Figure dataset records
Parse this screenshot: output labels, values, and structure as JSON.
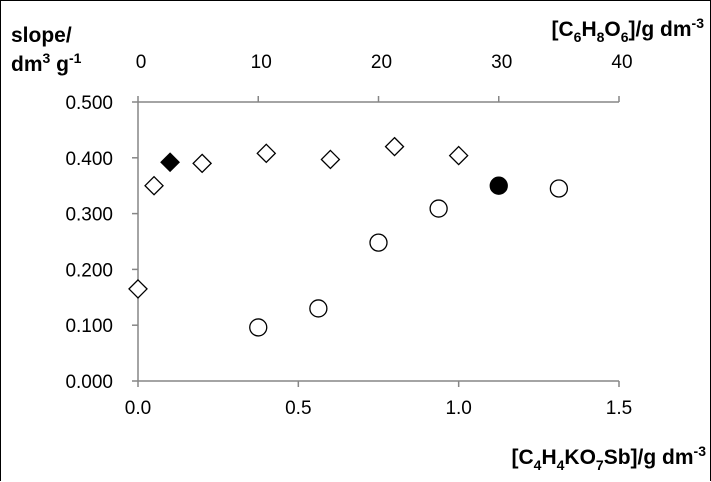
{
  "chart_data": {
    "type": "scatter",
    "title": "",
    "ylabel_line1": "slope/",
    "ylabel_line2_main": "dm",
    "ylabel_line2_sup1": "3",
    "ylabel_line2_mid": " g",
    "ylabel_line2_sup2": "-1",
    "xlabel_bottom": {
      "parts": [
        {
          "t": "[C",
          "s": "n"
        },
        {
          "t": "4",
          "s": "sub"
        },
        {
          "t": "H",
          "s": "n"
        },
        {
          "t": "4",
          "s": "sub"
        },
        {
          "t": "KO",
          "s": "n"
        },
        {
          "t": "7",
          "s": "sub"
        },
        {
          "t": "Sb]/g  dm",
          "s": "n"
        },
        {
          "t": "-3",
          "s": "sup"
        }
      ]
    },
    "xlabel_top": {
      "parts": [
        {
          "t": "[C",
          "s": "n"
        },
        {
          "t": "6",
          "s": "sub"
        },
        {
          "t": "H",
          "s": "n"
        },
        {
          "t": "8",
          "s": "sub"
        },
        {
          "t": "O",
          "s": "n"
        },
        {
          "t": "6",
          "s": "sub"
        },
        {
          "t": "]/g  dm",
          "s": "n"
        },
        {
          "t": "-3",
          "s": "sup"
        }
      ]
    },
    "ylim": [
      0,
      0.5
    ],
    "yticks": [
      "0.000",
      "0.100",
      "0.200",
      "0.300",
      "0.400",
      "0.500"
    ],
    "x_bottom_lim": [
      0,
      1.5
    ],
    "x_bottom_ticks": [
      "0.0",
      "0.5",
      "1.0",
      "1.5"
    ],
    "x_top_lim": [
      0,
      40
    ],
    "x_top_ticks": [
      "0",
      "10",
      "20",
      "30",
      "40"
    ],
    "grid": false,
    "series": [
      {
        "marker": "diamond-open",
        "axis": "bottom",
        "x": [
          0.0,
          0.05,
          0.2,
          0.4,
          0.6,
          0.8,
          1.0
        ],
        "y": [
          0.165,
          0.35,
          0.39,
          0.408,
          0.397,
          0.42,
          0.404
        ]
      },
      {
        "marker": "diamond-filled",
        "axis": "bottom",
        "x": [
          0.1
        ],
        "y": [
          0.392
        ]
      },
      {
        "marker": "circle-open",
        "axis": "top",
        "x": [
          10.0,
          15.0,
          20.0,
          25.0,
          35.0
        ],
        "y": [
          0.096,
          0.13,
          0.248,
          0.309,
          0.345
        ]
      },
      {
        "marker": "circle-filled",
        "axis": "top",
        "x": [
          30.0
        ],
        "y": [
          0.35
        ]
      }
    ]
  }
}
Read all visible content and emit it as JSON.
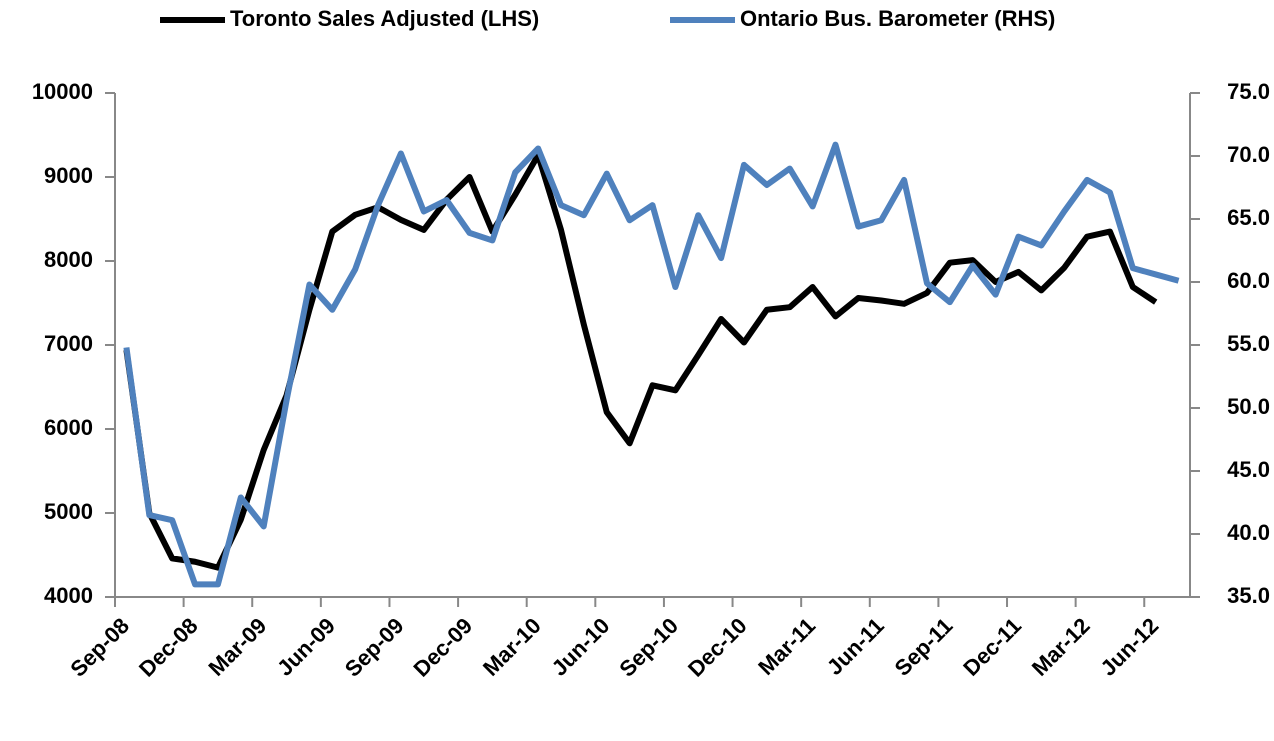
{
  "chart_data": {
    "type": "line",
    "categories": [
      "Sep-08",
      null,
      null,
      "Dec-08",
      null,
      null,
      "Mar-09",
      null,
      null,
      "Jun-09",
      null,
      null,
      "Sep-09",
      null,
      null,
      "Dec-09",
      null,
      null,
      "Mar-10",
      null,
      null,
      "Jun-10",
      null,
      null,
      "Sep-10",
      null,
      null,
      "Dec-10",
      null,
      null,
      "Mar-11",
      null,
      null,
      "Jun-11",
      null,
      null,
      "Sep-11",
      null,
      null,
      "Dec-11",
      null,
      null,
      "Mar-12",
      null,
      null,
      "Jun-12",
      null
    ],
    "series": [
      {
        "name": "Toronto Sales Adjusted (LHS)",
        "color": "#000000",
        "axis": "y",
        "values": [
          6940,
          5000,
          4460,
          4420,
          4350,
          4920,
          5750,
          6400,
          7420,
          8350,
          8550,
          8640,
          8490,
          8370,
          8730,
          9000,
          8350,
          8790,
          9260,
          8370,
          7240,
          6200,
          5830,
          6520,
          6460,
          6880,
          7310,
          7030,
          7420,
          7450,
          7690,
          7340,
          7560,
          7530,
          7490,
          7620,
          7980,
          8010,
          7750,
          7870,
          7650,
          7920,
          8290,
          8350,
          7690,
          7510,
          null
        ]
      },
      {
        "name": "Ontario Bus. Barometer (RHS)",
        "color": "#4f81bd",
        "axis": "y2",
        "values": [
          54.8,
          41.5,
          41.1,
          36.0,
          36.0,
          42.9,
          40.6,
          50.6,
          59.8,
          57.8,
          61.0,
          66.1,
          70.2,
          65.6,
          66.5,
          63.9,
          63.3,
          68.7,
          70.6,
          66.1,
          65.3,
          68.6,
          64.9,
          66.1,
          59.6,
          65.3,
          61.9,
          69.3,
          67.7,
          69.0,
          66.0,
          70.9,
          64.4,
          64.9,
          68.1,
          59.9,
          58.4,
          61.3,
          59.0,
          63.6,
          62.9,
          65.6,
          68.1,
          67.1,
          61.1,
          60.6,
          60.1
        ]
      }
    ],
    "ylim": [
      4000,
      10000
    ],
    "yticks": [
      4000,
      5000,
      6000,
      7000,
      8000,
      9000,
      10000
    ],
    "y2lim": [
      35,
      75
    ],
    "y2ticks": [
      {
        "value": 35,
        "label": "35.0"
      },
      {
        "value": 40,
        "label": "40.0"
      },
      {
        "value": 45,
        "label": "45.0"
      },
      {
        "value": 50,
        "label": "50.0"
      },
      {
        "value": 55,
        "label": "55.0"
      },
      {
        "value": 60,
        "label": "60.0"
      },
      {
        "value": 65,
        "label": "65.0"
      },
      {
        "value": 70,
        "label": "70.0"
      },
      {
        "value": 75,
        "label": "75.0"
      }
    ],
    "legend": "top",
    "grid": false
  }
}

Instructions for the task: Using the listing above, state the number of lines that hold "marker", with no other text.

Output of the exercise: 4